BEGIN GIVEN DATA

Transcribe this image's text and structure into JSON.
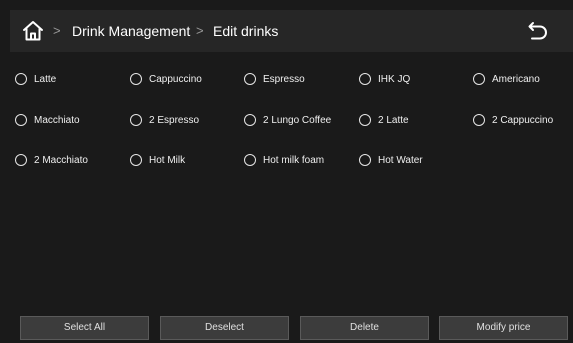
{
  "header": {
    "breadcrumb": [
      "Drink Management",
      "Edit drinks"
    ],
    "separator": ">",
    "home_icon": "home-icon",
    "back_icon": "back-arrow-icon"
  },
  "drinks": [
    {
      "label": "Latte",
      "selected": false
    },
    {
      "label": "Cappuccino",
      "selected": false
    },
    {
      "label": "Espresso",
      "selected": false
    },
    {
      "label": "IHK JQ",
      "selected": false
    },
    {
      "label": "Americano",
      "selected": false
    },
    {
      "label": "Macchiato",
      "selected": false
    },
    {
      "label": "2 Espresso",
      "selected": false
    },
    {
      "label": "2 Lungo Coffee",
      "selected": false
    },
    {
      "label": "2 Latte",
      "selected": false
    },
    {
      "label": "2 Cappuccino",
      "selected": false
    },
    {
      "label": "2 Macchiato",
      "selected": false
    },
    {
      "label": "Hot Milk",
      "selected": false
    },
    {
      "label": "Hot milk foam",
      "selected": false
    },
    {
      "label": "Hot Water",
      "selected": false
    }
  ],
  "actions": {
    "select_all": "Select All",
    "deselect": "Deselect",
    "delete": "Delete",
    "modify_price": "Modify price"
  },
  "colors": {
    "background": "#1a1a1a",
    "topbar": "#262626",
    "button": "#3c3c3c",
    "text": "#ffffff"
  }
}
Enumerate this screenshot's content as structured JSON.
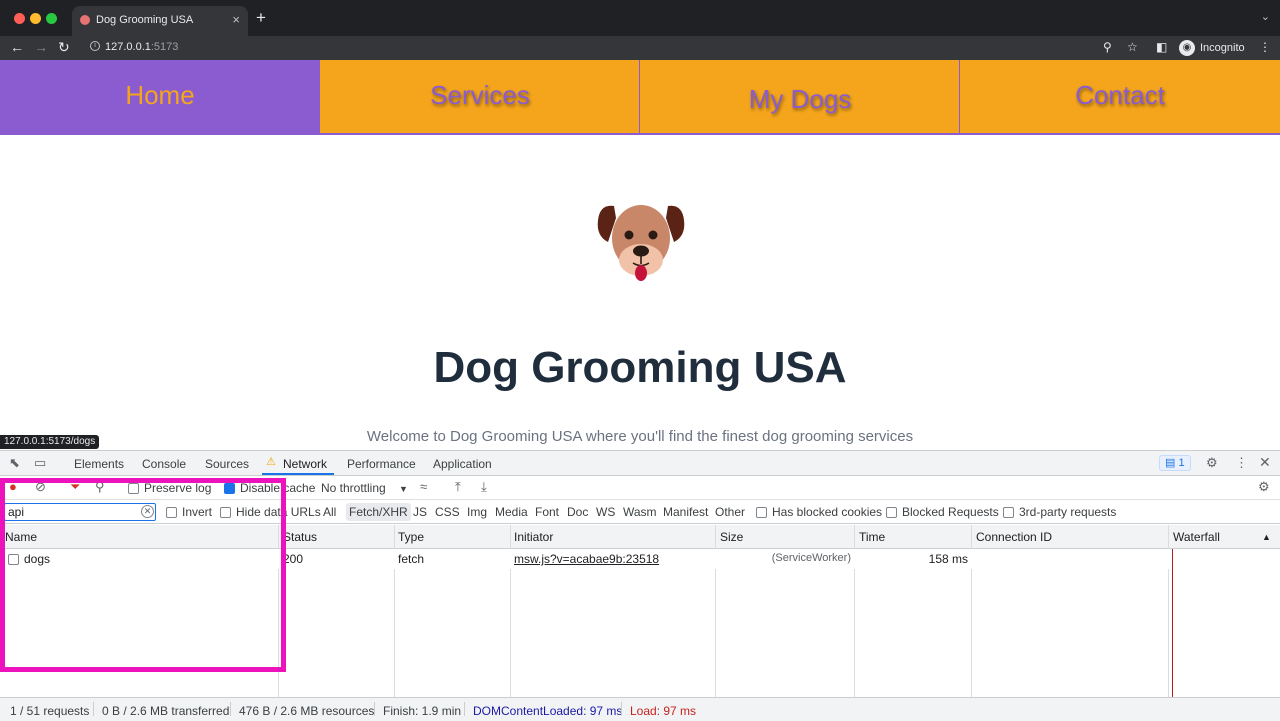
{
  "browser": {
    "tab_title": "Dog Grooming USA",
    "tab_close": "×",
    "new_tab": "+",
    "url_host": "127.0.0.1",
    "url_port": ":5173",
    "profile_label": "Incognito"
  },
  "site": {
    "nav": [
      "Home",
      "Services",
      "My Dogs",
      "Contact"
    ],
    "active_nav": "Home",
    "title": "Dog Grooming USA",
    "subtitle": "Welcome to Dog Grooming USA where you'll find the finest dog grooming services",
    "status_bar_url": "127.0.0.1:5173/dogs"
  },
  "devtools": {
    "tabs": [
      "Elements",
      "Console",
      "Sources",
      "Network",
      "Performance",
      "Application"
    ],
    "active_tab": "Network",
    "issues_count": "1",
    "toolbar": {
      "preserve_log": "Preserve log",
      "disable_cache": "Disable cache",
      "throttling": "No throttling"
    },
    "filter": {
      "value": "api",
      "invert": "Invert",
      "hide_data_urls": "Hide data URLs",
      "types": [
        "All",
        "Fetch/XHR",
        "JS",
        "CSS",
        "Img",
        "Media",
        "Font",
        "Doc",
        "WS",
        "Wasm",
        "Manifest",
        "Other"
      ],
      "active_type": "Fetch/XHR",
      "has_blocked_cookies": "Has blocked cookies",
      "blocked_requests": "Blocked Requests",
      "third_party": "3rd-party requests"
    },
    "columns": [
      "Name",
      "Status",
      "Type",
      "Initiator",
      "Size",
      "Time",
      "Connection ID",
      "Waterfall"
    ],
    "rows": [
      {
        "name": "dogs",
        "status": "200",
        "type": "fetch",
        "initiator": "msw.js?v=acabae9b:23518",
        "size": "(ServiceWorker)",
        "time": "158 ms",
        "connection_id": ""
      }
    ],
    "status": {
      "requests": "1 / 51 requests",
      "transferred": "0 B / 2.6 MB transferred",
      "resources": "476 B / 2.6 MB resources",
      "finish": "Finish: 1.9 min",
      "dom_content_loaded": "DOMContentLoaded: 97 ms",
      "load": "Load: 97 ms"
    }
  },
  "colors": {
    "nav_orange": "#f4a51c",
    "nav_purple": "#8a5cd0",
    "highlight_magenta": "#ec12bc",
    "dcl_blue": "#1a1aa6",
    "load_red": "#c5221f"
  },
  "icons": [
    "back-arrow-icon",
    "forward-arrow-icon",
    "reload-icon",
    "zoom-icon",
    "star-icon",
    "sidebar-icon",
    "kebab-icon",
    "inspect-icon",
    "device-icon",
    "warning-icon",
    "gear-icon",
    "close-icon",
    "record-icon",
    "clear-icon",
    "filter-icon",
    "search-icon",
    "wifi-icon",
    "upload-icon",
    "download-icon"
  ]
}
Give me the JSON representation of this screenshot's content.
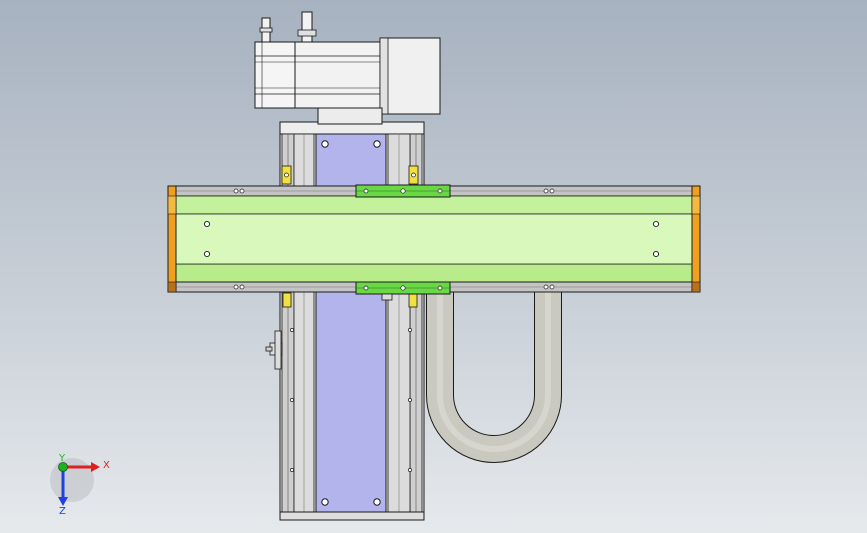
{
  "viewport": {
    "background_top": "#a7b2c0",
    "background_bottom": "#e6e9ec"
  },
  "model": {
    "colors": {
      "outline": "#1a1a1a",
      "motor_body": "#f2f2f2",
      "motor_shade": "#d8d8d8",
      "vertical_plate": "#b4b4ec",
      "horizontal_beam": "#cdf5a8",
      "beam_light": "#e3fbcc",
      "beam_dark": "#a9e07d",
      "end_cap": "#f0a020",
      "carriage_block": "#69d845",
      "rail_metal": "#c4c4c4",
      "cable_track": "#c9c9c0",
      "marker_yellow": "#f0e040"
    }
  },
  "triad": {
    "x_label": "X",
    "y_label": "Y",
    "z_label": "Z",
    "x_color": "#e02020",
    "y_color": "#20b020",
    "z_color": "#2040e0"
  }
}
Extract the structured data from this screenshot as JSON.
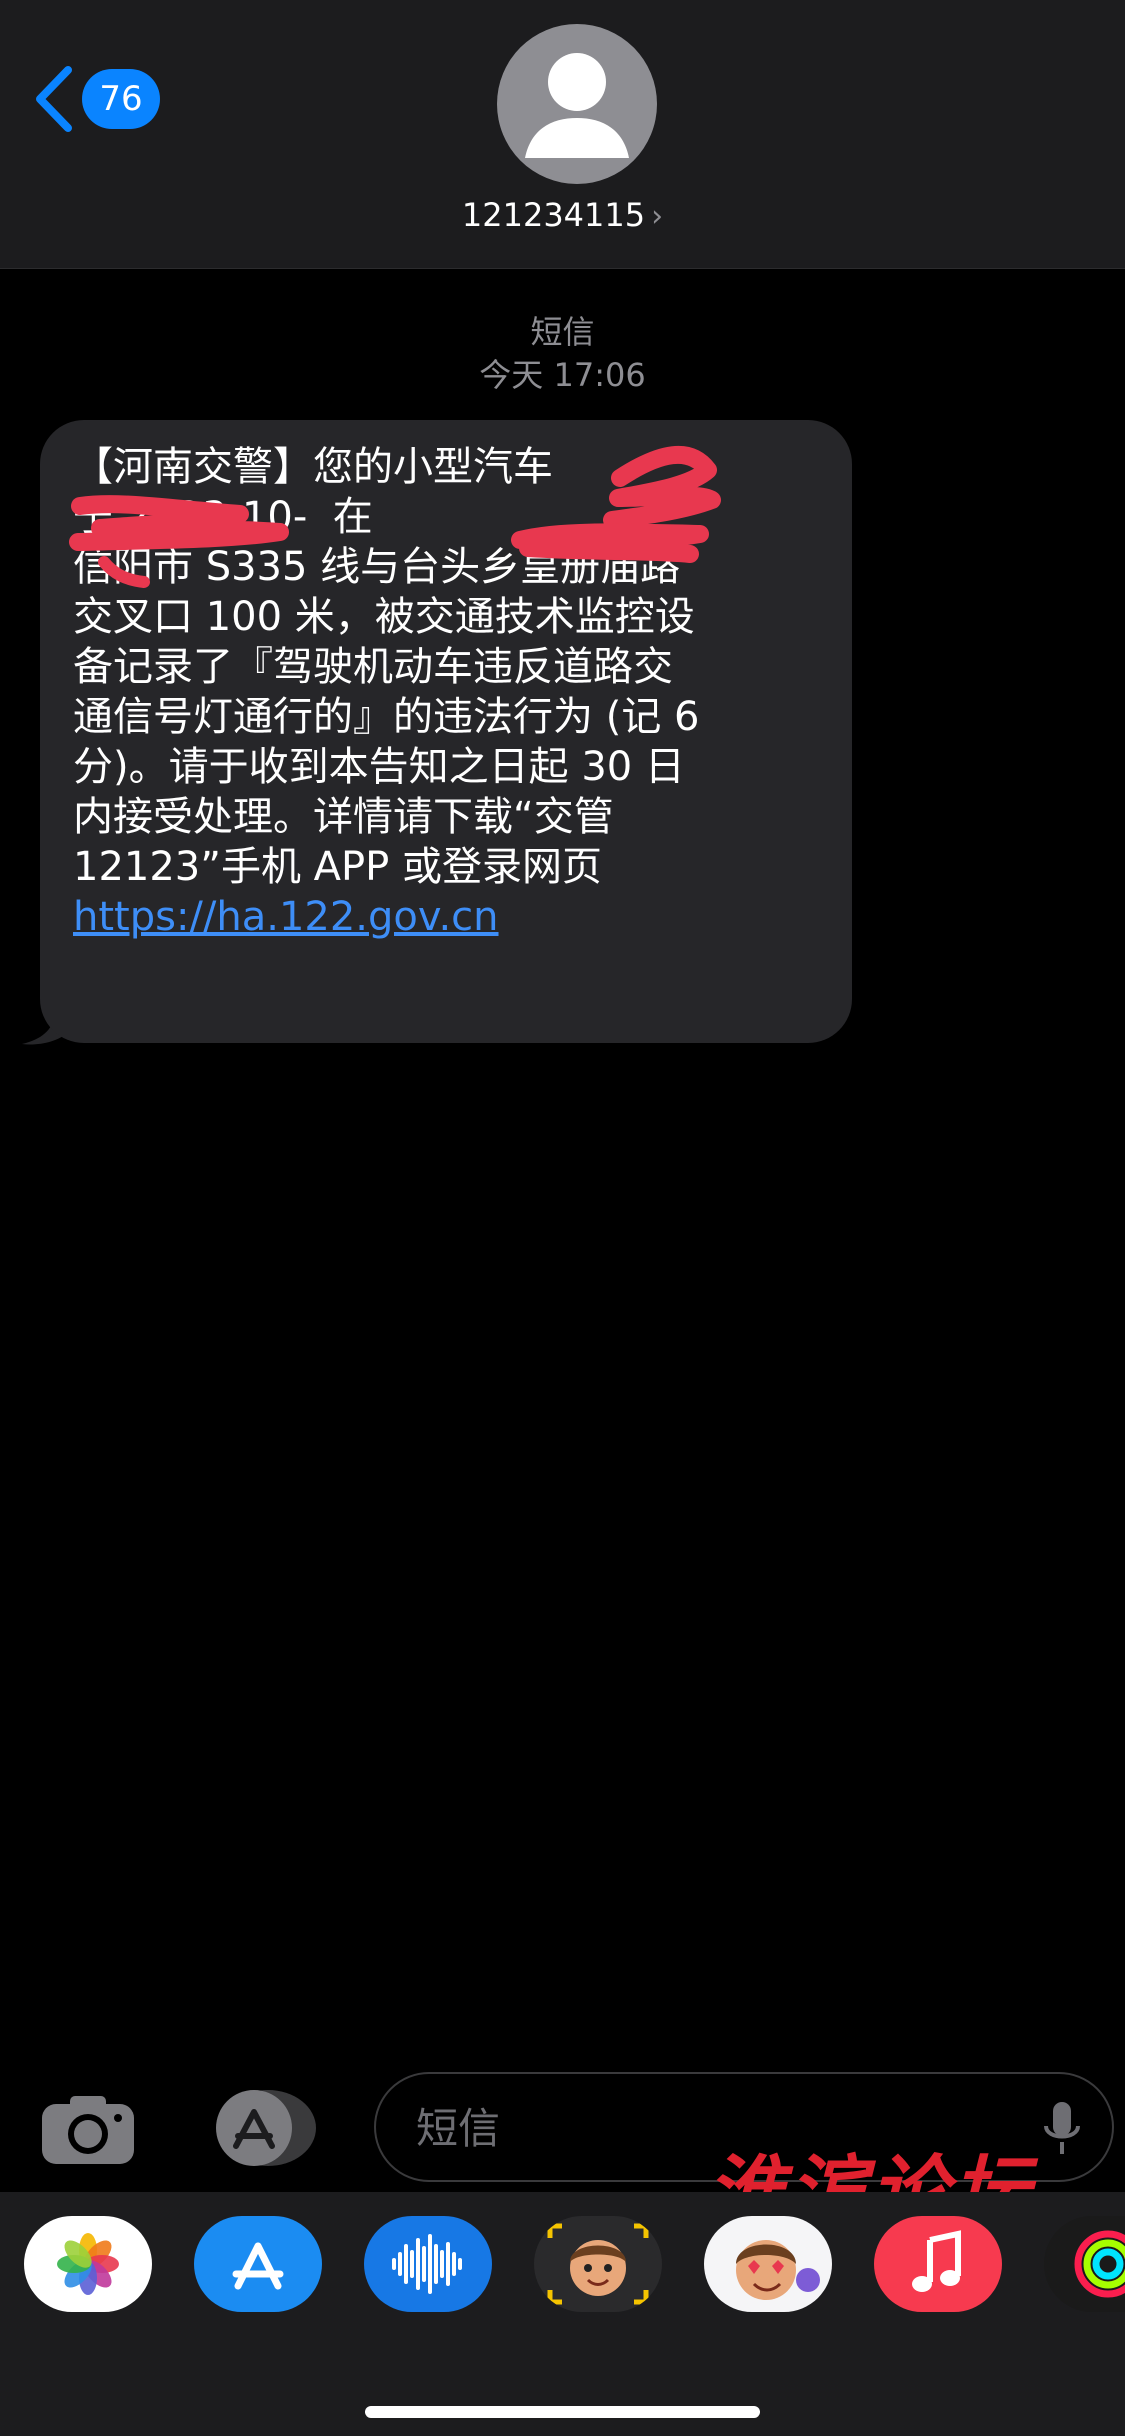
{
  "header": {
    "back_count": "76",
    "contact_name": "121234115",
    "contact_chevron": "›"
  },
  "thread": {
    "service_label": "短信",
    "timestamp": "今天 17:06"
  },
  "message": {
    "text": "【河南交警】您的小型汽车\n于 2023-10-  在\n信阳市 S335 线与台头乡皇册庙路\n交叉口 100 米，被交通技术监控设\n备记录了『驾驶机动车违反道路交\n通信号灯通行的』的违法行为 (记 6\n分)。请于收到本告知之日起 30 日\n内接受处理。详情请下载“交管\n12123”手机 APP 或登录网页",
    "link": "https://ha.122.gov.cn"
  },
  "input": {
    "placeholder": "短信"
  },
  "watermark": "淮滨论坛",
  "icons": {
    "back": "chevron-left-icon",
    "avatar": "person-icon",
    "camera": "camera-icon",
    "store": "app-store-icon",
    "mic": "microphone-icon"
  },
  "apps": [
    "photos-app-icon",
    "app-store-app-icon",
    "audio-message-app-icon",
    "memoji-camera-app-icon",
    "memoji-stickers-app-icon",
    "music-app-icon",
    "activity-app-icon"
  ],
  "colors": {
    "accent": "#0a84ff",
    "bubble": "#262629",
    "link": "#3e8ef7",
    "redaction": "#e8384f",
    "watermark": "#e0212e"
  }
}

END GIVEN DATA

Each line that holds the word "Cappuccino" should be extracted from the records.

      "label": "Cappuccino",
      "label": "2 Cappuccino",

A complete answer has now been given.